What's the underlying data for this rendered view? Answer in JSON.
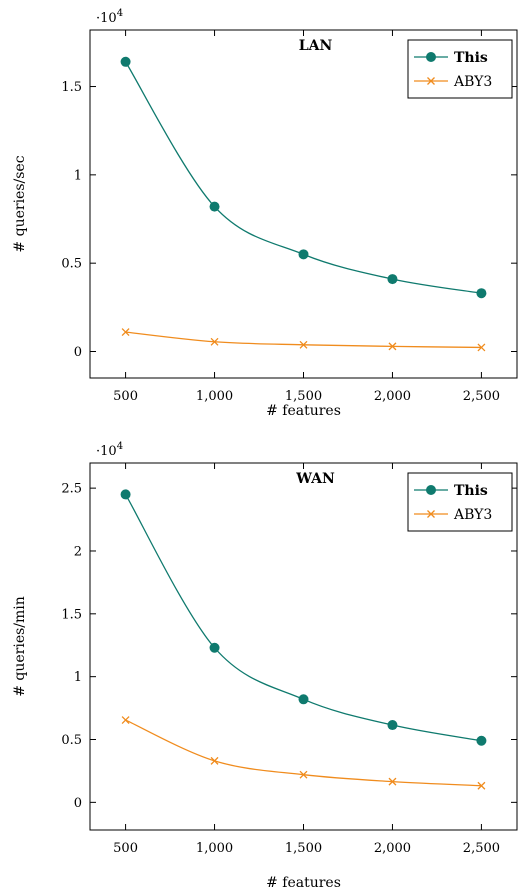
{
  "chart_data": [
    {
      "type": "line",
      "title": "LAN",
      "xlabel": "# features",
      "ylabel": "# queries/sec",
      "y_multiplier_label": "·10",
      "y_multiplier_exp": "4",
      "x": [
        500,
        1000,
        1500,
        2000,
        2500
      ],
      "x_tick_labels": [
        "500",
        "1,000",
        "1,500",
        "2,000",
        "2,500"
      ],
      "y_ticks": [
        0,
        0.5,
        1,
        1.5
      ],
      "y_tick_labels": [
        "0",
        "0.5",
        "1",
        "1.5"
      ],
      "xlim": [
        300,
        2700
      ],
      "ylim": [
        -0.15,
        1.82
      ],
      "legend_position": "top-right",
      "series": [
        {
          "name": "This",
          "values": [
            1.64,
            0.82,
            0.55,
            0.41,
            0.33
          ],
          "color": "#0f7a6e",
          "marker": "circle"
        },
        {
          "name": "ABY3",
          "values": [
            0.11,
            0.055,
            0.038,
            0.029,
            0.023
          ],
          "color": "#f08c1e",
          "marker": "x"
        }
      ]
    },
    {
      "type": "line",
      "title": "WAN",
      "xlabel": "# features",
      "ylabel": "# queries/min",
      "y_multiplier_label": "·10",
      "y_multiplier_exp": "4",
      "x": [
        500,
        1000,
        1500,
        2000,
        2500
      ],
      "x_tick_labels": [
        "500",
        "1,000",
        "1,500",
        "2,000",
        "2,500"
      ],
      "y_ticks": [
        0,
        0.5,
        1,
        1.5,
        2,
        2.5
      ],
      "y_tick_labels": [
        "0",
        "0.5",
        "1",
        "1.5",
        "2",
        "2.5"
      ],
      "xlim": [
        300,
        2700
      ],
      "ylim": [
        -0.22,
        2.7
      ],
      "legend_position": "top-right",
      "series": [
        {
          "name": "This",
          "values": [
            2.45,
            1.23,
            0.82,
            0.615,
            0.49
          ],
          "color": "#0f7a6e",
          "marker": "circle"
        },
        {
          "name": "ABY3",
          "values": [
            0.655,
            0.33,
            0.22,
            0.165,
            0.132
          ],
          "color": "#f08c1e",
          "marker": "x"
        }
      ]
    }
  ]
}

STATED EXERCISE:
Repeat each entry exactly. Pictures do not belong in the copy.

TASK OUTPUT:
What's the underlying data for this rendered view? Answer in JSON.
{
  "chart_data": [
    {
      "type": "line",
      "title": "LAN",
      "xlabel": "# features",
      "ylabel": "# queries/sec",
      "y_multiplier_label": "·10",
      "y_multiplier_exp": "4",
      "x": [
        500,
        1000,
        1500,
        2000,
        2500
      ],
      "x_tick_labels": [
        "500",
        "1,000",
        "1,500",
        "2,000",
        "2,500"
      ],
      "y_ticks": [
        0,
        0.5,
        1,
        1.5
      ],
      "y_tick_labels": [
        "0",
        "0.5",
        "1",
        "1.5"
      ],
      "xlim": [
        300,
        2700
      ],
      "ylim": [
        -0.15,
        1.82
      ],
      "legend_position": "top-right",
      "series": [
        {
          "name": "This",
          "values": [
            1.64,
            0.82,
            0.55,
            0.41,
            0.33
          ],
          "color": "#0f7a6e",
          "marker": "circle"
        },
        {
          "name": "ABY3",
          "values": [
            0.11,
            0.055,
            0.038,
            0.029,
            0.023
          ],
          "color": "#f08c1e",
          "marker": "x"
        }
      ]
    },
    {
      "type": "line",
      "title": "WAN",
      "xlabel": "# features",
      "ylabel": "# queries/min",
      "y_multiplier_label": "·10",
      "y_multiplier_exp": "4",
      "x": [
        500,
        1000,
        1500,
        2000,
        2500
      ],
      "x_tick_labels": [
        "500",
        "1,000",
        "1,500",
        "2,000",
        "2,500"
      ],
      "y_ticks": [
        0,
        0.5,
        1,
        1.5,
        2,
        2.5
      ],
      "y_tick_labels": [
        "0",
        "0.5",
        "1",
        "1.5",
        "2",
        "2.5"
      ],
      "xlim": [
        300,
        2700
      ],
      "ylim": [
        -0.22,
        2.7
      ],
      "legend_position": "top-right",
      "series": [
        {
          "name": "This",
          "values": [
            2.45,
            1.23,
            0.82,
            0.615,
            0.49
          ],
          "color": "#0f7a6e",
          "marker": "circle"
        },
        {
          "name": "ABY3",
          "values": [
            0.655,
            0.33,
            0.22,
            0.165,
            0.132
          ],
          "color": "#f08c1e",
          "marker": "x"
        }
      ]
    }
  ]
}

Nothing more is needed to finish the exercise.